Task instructions: Can you reproduce word for word the lines of the data below, starting at the line that contains "633, 429, 700]" and ending at the line that contains "Enumerate the UI", with both of those lines included?

Listings of boxed layout items:
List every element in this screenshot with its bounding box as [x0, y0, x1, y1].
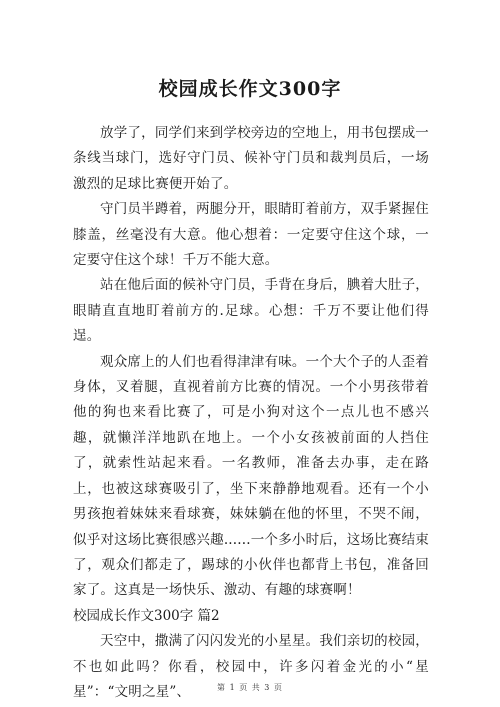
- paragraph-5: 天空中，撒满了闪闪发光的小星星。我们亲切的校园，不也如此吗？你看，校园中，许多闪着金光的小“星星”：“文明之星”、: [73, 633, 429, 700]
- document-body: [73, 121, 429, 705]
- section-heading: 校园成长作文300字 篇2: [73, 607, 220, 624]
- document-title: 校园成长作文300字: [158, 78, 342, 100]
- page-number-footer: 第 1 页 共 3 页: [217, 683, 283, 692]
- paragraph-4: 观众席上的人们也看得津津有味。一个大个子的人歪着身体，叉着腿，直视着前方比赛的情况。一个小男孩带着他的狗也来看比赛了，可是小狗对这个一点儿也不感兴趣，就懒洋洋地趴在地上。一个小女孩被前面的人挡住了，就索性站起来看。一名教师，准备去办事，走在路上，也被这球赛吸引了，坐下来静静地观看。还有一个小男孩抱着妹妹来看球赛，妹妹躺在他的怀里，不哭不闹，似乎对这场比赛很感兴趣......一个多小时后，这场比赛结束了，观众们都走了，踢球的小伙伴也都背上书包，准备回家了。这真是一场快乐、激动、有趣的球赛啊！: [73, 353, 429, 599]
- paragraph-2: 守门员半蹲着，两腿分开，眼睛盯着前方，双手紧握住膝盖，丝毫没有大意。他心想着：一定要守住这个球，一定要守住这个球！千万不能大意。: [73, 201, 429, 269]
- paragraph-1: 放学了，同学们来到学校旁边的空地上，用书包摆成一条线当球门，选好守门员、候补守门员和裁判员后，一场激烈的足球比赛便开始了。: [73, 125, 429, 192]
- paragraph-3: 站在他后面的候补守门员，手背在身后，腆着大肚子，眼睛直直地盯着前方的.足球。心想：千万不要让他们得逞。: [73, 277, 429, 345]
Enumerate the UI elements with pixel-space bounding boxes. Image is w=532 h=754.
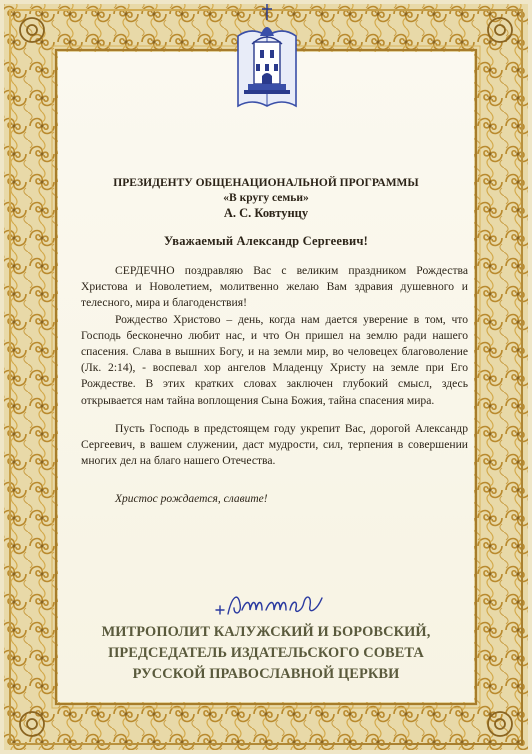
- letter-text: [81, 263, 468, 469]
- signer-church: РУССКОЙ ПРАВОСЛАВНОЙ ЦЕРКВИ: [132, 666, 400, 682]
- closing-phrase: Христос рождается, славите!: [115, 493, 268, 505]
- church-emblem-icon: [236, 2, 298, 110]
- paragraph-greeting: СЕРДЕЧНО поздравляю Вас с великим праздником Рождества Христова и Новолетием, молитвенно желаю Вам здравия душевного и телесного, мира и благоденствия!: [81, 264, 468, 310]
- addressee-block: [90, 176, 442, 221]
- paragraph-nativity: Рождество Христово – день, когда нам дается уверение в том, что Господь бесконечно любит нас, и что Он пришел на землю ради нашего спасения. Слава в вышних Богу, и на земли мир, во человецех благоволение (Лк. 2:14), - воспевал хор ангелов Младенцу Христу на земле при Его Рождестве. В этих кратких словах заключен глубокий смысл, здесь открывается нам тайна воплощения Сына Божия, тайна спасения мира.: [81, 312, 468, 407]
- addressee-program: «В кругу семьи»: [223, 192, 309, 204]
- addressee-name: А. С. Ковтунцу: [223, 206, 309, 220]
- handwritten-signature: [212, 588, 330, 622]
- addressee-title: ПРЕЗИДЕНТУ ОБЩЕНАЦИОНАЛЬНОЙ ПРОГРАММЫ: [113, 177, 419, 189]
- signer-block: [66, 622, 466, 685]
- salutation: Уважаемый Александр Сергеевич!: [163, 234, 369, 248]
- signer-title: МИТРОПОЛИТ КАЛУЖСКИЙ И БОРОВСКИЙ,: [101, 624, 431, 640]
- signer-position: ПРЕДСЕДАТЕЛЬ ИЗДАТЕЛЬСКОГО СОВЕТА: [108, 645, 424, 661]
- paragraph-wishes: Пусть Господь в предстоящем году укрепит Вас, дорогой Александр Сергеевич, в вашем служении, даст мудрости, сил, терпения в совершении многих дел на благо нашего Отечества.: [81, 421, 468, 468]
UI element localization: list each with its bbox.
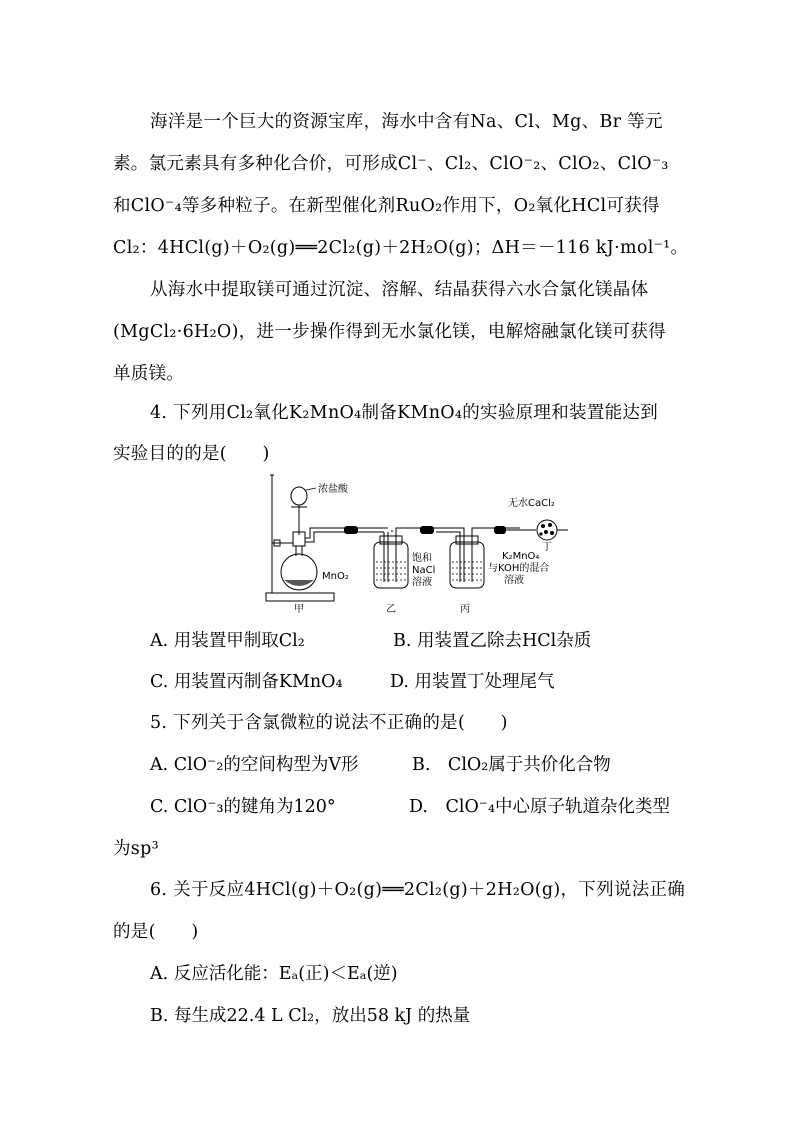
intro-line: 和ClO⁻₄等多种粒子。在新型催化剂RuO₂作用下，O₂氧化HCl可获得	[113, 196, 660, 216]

Finished answer:
- paragraph-5: 天空中，撒满了闪闪发光的小星星。我们亲切的校园，不也如此吗？你看，校园中，许多闪着金光的小“星星”：“文明之星”、: [73, 633, 429, 700]
- document-body: [73, 121, 429, 705]
- section-heading: 校园成长作文300字 篇2: [73, 607, 220, 624]
- document-title: 校园成长作文300字: [158, 78, 342, 100]
- page-number-footer: 第 1 页 共 3 页: [217, 683, 283, 692]
- paragraph-4: 观众席上的人们也看得津津有味。一个大个子的人歪着身体，叉着腿，直视着前方比赛的情况。一个小男孩带着他的狗也来看比赛了，可是小狗对这个一点儿也不感兴趣，就懒洋洋地趴在地上。一个小女孩被前面的人挡住了，就索性站起来看。一名教师，准备去办事，走在路上，也被这球赛吸引了，坐下来静静地观看。还有一个小男孩抱着妹妹来看球赛，妹妹躺在他的怀里，不哭不闹，似乎对这场比赛很感兴趣......一个多小时后，这场比赛结束了，观众们都走了，踢球的小伙伴也都背上书包，准备回家了。这真是一场快乐、激动、有趣的球赛啊！: [73, 353, 429, 599]
- paragraph-2: 守门员半蹲着，两腿分开，眼睛盯着前方，双手紧握住膝盖，丝毫没有大意。他心想着：一定要守住这个球，一定要守住这个球！千万不能大意。: [73, 201, 429, 269]
- paragraph-1: 放学了，同学们来到学校旁边的空地上，用书包摆成一条线当球门，选好守门员、候补守门员和裁判员后，一场激烈的足球比赛便开始了。: [73, 125, 429, 192]
- paragraph-3: 站在他后面的候补守门员，手背在身后，腆着大肚子，眼睛直直地盯着前方的.足球。心想：千万不要让他们得逞。: [73, 277, 429, 345]
Enumerate the UI elements with pixel-space bounding boxes. Image is w=532 h=754.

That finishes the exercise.